- Problem details
Return all lines from the listing below in which the string "когда" occurs.

------------------------------

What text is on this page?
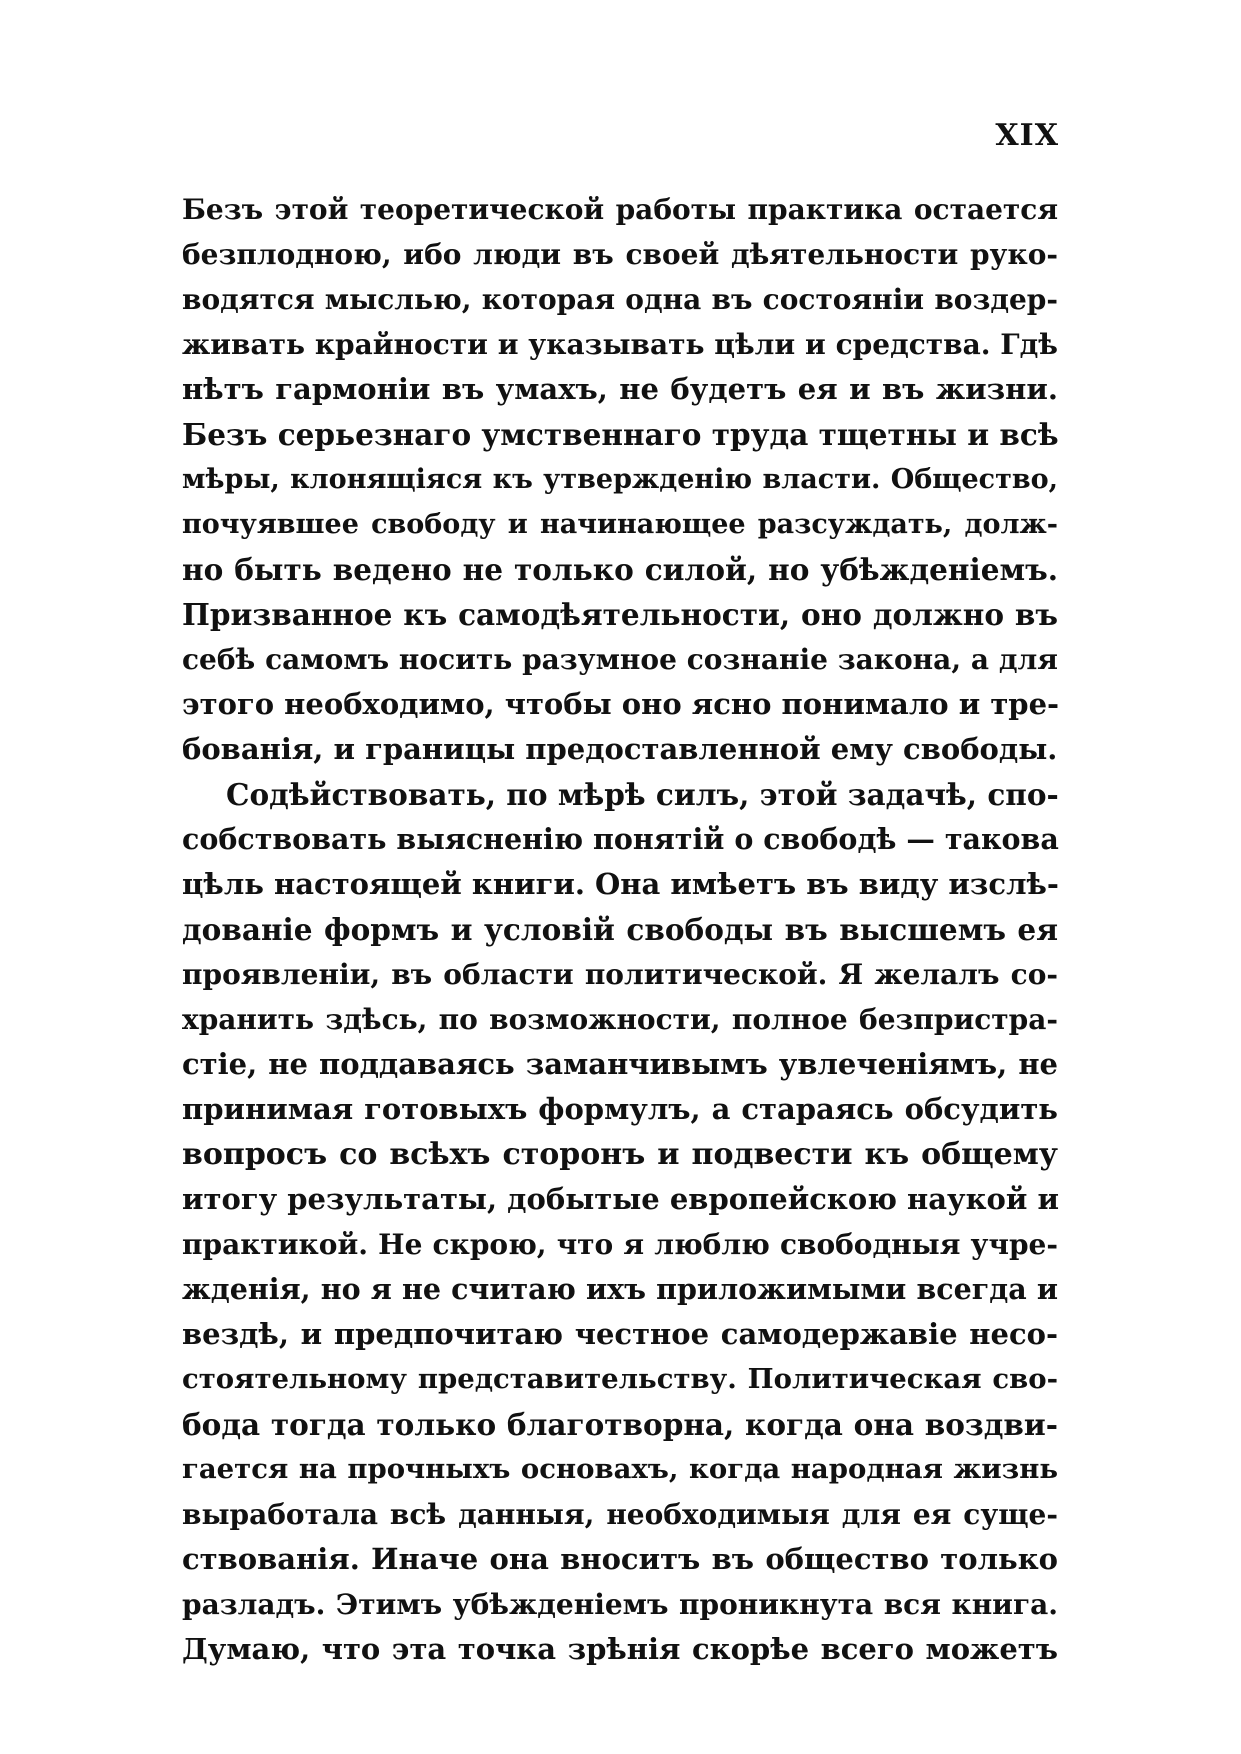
XIX
Безъ этой теоретической работы практика остается
безплодною, ибо люди въ своей дѣятельности руко-
водятся мыслью, которая одна въ состояніи воздер-
живать крайности и указывать цѣли и средства. Гдѣ
нѣтъ гармоніи въ умахъ, не будетъ ея и въ жизни.
Безъ серьезнаго умственнаго труда тщетны и всѣ
мѣры, клонящіяся къ утвержденію власти. Общество,
почуявшее свободу и начинающее разсуждать, долж-
но быть ведено не только силой, но убѣжденіемъ.
Призванное къ самодѣятельности, оно должно въ
себѣ самомъ носить разумное сознаніе закона, а для
этого необходимо, чтобы оно ясно понимало и тре-
бованія, и границы предоставленной ему свободы.
Содѣйствовать, по мѣрѣ силъ, этой задачѣ, спо-
собствовать выясненію понятій о свободѣ — такова
цѣль настоящей книги. Она имѣетъ въ виду изслѣ-
дованіе формъ и условій свободы въ высшемъ ея
проявленіи, въ области политической. Я желалъ со-
хранить здѣсь, по возможности, полное безпристра-
стіе, не поддаваясь заманчивымъ увлеченіямъ, не
принимая готовыхъ формулъ, а стараясь обсудить
вопросъ со всѣхъ сторонъ и подвести къ общему
итогу результаты, добытые европейскою наукой и
практикой. Не скрою, что я люблю свободныя учре-
жденія, но я не считаю ихъ приложимыми всегда и
вездѣ, и предпочитаю честное самодержавіе несо-
стоятельному представительству. Политическая сво-
бода тогда только благотворна, когда она воздви-
гается на прочныхъ основахъ, когда народная жизнь
выработала всѣ данныя, необходимыя для ея суще-
ствованія. Иначе она вноситъ въ общество только
разладъ. Этимъ убѣжденіемъ проникнута вся книга.
Думаю, что эта точка зрѣнія скорѣе всего можетъ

------------------------------

- Solution for this task
бода тогда только благотворна, когда она воздви-
гается на прочныхъ основахъ, когда народная жизнь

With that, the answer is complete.